Annotated element listings:
┄┄┄┄┄┄┄┄┄┄┄┄┄┄┄┄┄┄┄┄
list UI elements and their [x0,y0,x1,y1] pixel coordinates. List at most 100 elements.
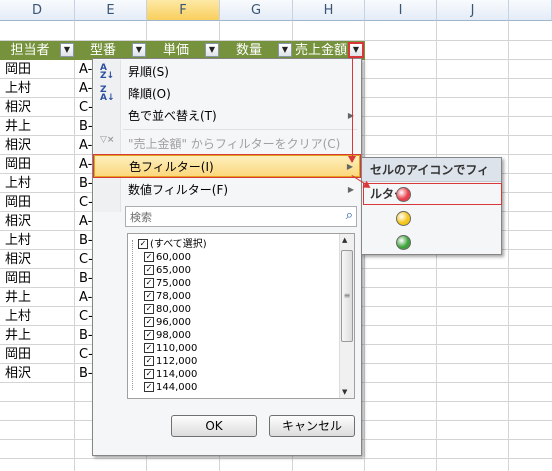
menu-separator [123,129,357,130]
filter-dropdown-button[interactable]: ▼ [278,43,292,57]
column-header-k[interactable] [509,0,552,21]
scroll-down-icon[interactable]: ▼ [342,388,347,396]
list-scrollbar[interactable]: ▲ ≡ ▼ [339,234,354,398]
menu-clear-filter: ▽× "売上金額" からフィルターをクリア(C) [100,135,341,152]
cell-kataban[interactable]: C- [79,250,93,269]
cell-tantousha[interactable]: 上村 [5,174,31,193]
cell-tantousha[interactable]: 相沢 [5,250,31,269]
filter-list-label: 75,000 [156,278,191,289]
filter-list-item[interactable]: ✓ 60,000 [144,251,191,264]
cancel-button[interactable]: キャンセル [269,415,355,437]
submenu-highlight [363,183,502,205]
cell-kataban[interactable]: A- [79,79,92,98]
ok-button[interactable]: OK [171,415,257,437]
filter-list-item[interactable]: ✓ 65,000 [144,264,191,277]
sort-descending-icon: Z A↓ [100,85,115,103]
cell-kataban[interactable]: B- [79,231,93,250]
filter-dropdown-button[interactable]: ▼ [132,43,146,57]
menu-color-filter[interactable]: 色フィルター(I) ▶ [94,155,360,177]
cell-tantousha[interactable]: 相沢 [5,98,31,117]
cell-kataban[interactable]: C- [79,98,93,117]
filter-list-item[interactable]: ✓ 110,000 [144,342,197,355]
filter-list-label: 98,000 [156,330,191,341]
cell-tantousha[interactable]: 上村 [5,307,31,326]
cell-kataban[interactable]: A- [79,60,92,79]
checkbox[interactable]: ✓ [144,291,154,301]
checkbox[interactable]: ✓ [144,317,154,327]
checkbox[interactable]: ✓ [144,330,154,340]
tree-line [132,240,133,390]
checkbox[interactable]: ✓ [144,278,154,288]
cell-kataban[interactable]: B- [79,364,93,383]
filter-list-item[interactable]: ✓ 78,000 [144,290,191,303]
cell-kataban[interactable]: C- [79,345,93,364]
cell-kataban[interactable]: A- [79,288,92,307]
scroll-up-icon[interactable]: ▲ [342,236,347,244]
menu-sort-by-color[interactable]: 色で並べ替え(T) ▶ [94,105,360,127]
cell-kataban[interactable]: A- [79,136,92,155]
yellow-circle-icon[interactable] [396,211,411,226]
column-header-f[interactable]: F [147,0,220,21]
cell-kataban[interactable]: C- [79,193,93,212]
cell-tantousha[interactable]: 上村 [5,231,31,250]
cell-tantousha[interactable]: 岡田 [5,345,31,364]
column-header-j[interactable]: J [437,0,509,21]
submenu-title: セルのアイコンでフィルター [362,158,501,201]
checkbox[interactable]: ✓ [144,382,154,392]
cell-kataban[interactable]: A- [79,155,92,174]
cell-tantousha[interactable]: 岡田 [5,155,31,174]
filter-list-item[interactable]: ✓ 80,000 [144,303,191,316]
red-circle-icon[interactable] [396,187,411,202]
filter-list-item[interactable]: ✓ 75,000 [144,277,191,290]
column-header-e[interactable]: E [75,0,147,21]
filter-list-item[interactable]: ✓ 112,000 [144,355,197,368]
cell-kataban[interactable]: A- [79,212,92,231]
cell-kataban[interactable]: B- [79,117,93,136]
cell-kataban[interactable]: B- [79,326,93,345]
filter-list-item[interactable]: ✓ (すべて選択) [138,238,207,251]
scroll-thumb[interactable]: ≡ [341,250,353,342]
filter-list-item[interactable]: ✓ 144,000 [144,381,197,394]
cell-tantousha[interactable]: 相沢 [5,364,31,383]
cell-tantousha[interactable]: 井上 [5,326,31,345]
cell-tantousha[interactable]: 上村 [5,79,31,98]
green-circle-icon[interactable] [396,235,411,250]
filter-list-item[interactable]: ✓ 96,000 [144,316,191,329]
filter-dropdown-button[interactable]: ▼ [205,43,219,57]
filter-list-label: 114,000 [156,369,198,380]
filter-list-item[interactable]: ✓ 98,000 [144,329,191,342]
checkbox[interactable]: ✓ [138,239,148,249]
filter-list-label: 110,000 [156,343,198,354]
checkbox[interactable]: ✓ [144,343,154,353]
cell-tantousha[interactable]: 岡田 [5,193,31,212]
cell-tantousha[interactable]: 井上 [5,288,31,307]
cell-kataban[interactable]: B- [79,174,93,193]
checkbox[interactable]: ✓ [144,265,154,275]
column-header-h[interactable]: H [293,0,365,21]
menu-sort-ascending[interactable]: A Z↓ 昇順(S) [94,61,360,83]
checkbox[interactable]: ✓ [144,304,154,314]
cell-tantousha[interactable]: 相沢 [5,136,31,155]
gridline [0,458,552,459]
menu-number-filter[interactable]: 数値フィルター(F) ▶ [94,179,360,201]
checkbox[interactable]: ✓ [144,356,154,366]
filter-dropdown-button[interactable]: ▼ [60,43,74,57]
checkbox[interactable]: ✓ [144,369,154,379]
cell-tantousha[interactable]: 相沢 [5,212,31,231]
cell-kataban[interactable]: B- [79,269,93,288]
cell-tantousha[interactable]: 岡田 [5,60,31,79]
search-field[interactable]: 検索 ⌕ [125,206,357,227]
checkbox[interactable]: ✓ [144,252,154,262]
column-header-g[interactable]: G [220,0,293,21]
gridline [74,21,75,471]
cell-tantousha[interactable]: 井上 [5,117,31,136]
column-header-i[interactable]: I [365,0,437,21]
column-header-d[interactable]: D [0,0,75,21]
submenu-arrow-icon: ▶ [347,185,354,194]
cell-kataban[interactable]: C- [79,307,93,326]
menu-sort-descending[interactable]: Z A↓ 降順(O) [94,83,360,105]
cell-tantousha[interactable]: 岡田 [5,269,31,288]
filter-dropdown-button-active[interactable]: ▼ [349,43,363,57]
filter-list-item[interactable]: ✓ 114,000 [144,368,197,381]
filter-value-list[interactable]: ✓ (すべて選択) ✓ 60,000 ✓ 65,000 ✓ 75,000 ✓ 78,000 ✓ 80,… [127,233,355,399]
┄┄┄┄┄┄┄┄┄┄┄┄┄┄┄┄┄┄┄┄
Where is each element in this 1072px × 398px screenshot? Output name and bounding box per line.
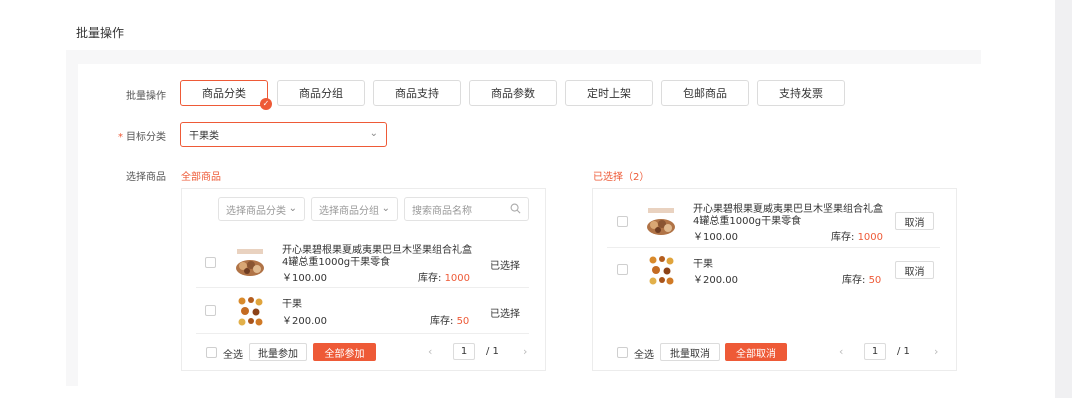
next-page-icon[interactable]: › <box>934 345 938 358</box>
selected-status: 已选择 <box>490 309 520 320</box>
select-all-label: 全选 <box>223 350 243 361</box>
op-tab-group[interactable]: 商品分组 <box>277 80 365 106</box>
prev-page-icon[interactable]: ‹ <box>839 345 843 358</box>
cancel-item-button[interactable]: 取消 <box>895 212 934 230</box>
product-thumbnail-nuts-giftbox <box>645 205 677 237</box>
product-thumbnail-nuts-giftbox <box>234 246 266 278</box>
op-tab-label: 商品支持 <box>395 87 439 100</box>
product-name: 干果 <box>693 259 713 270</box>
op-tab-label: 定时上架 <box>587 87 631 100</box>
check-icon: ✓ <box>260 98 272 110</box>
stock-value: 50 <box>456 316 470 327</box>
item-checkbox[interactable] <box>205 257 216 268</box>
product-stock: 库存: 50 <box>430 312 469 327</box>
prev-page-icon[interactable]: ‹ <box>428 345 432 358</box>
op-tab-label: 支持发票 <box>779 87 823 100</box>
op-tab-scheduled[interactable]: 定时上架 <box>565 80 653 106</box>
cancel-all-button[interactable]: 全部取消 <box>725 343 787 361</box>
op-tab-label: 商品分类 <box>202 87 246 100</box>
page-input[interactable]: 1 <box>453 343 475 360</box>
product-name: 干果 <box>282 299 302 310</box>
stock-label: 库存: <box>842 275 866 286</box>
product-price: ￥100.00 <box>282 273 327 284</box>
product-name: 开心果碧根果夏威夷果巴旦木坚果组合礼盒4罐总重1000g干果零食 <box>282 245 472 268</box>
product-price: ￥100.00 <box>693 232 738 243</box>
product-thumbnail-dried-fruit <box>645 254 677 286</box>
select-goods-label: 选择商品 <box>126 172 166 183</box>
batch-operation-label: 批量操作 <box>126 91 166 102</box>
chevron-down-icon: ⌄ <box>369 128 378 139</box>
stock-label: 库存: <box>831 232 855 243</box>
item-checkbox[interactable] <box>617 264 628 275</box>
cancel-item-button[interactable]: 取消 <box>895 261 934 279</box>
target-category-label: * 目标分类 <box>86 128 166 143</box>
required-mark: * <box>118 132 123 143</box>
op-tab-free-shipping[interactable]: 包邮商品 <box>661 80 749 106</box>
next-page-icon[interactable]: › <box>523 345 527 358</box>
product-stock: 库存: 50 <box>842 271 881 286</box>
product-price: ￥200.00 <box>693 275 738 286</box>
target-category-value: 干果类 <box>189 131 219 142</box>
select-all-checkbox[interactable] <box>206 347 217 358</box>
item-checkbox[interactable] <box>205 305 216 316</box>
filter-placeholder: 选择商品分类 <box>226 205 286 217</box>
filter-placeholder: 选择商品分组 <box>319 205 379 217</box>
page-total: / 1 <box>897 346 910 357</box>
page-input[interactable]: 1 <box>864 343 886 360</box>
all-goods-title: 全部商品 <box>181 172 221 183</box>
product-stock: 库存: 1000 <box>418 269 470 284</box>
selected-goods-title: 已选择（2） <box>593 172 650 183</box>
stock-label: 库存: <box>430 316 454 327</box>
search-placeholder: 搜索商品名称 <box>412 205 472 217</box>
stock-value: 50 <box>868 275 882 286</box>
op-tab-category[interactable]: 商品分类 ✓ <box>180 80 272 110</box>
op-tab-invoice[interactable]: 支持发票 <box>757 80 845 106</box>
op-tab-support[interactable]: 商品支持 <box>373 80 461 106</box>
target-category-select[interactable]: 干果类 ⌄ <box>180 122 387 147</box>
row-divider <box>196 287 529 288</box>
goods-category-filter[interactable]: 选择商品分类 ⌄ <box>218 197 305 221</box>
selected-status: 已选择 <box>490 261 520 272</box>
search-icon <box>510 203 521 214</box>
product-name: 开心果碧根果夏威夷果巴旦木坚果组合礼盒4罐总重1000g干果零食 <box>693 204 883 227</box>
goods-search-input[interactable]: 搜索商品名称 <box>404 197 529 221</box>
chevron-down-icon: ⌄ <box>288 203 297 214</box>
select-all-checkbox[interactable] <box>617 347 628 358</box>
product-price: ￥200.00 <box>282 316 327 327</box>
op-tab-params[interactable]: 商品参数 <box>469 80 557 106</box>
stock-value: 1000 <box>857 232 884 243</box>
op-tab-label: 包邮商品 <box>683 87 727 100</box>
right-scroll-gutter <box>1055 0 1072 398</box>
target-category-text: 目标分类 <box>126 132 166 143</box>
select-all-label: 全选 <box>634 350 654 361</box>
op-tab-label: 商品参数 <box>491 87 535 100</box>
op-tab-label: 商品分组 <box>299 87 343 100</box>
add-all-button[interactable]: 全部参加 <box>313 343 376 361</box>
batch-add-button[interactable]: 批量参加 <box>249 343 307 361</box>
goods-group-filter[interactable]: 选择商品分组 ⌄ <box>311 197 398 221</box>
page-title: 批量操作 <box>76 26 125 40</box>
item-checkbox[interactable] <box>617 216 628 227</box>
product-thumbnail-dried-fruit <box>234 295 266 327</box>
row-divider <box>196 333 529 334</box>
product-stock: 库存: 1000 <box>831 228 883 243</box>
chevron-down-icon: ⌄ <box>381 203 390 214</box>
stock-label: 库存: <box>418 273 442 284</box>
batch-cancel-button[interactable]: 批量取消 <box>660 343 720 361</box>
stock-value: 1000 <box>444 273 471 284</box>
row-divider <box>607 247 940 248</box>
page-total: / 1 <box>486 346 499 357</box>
┄┄┄┄┄┄┄┄┄┄┄┄┄┄┄┄┄┄┄┄
● **EXERCISE REQUIREMENTS**
Quote the lines of the second listing from the line with "next-page-icon[interactable]: › <box>934" to the line with "product-thumbnail-dried-fruit <box>645 254", both included, without changing anything.

● **SOLUTION TO THIS PROBLEM**
next-page-icon[interactable]: › <box>934 345 938 358</box>
selected-status: 已选择 <box>490 309 520 320</box>
select-all-label: 全选 <box>223 350 243 361</box>
op-tab-group[interactable]: 商品分组 <box>277 80 365 106</box>
prev-page-icon[interactable]: ‹ <box>839 345 843 358</box>
cancel-item-button[interactable]: 取消 <box>895 212 934 230</box>
product-thumbnail-nuts-giftbox <box>645 205 677 237</box>
product-thumbnail-nuts-giftbox <box>234 246 266 278</box>
op-tab-label: 商品支持 <box>395 87 439 100</box>
product-name: 干果 <box>693 259 713 270</box>
op-tab-label: 定时上架 <box>587 87 631 100</box>
check-icon: ✓ <box>260 98 272 110</box>
stock-value: 50 <box>456 316 470 327</box>
item-checkbox[interactable] <box>205 257 216 268</box>
product-stock: 库存: 50 <box>430 312 469 327</box>
prev-page-icon[interactable]: ‹ <box>428 345 432 358</box>
op-tab-label: 支持发票 <box>779 87 823 100</box>
op-tab-scheduled[interactable]: 定时上架 <box>565 80 653 106</box>
cancel-all-button[interactable]: 全部取消 <box>725 343 787 361</box>
op-tab-label: 商品分类 <box>202 87 246 100</box>
page-input[interactable]: 1 <box>453 343 475 360</box>
product-name: 干果 <box>282 299 302 310</box>
stock-label: 库存: <box>842 275 866 286</box>
product-price: ￥100.00 <box>282 273 327 284</box>
product-name: 开心果碧根果夏威夷果巴旦木坚果组合礼盒4罐总重1000g干果零食 <box>282 245 472 268</box>
product-price: ￥100.00 <box>693 232 738 243</box>
product-thumbnail-dried-fruit <box>645 254 677 286</box>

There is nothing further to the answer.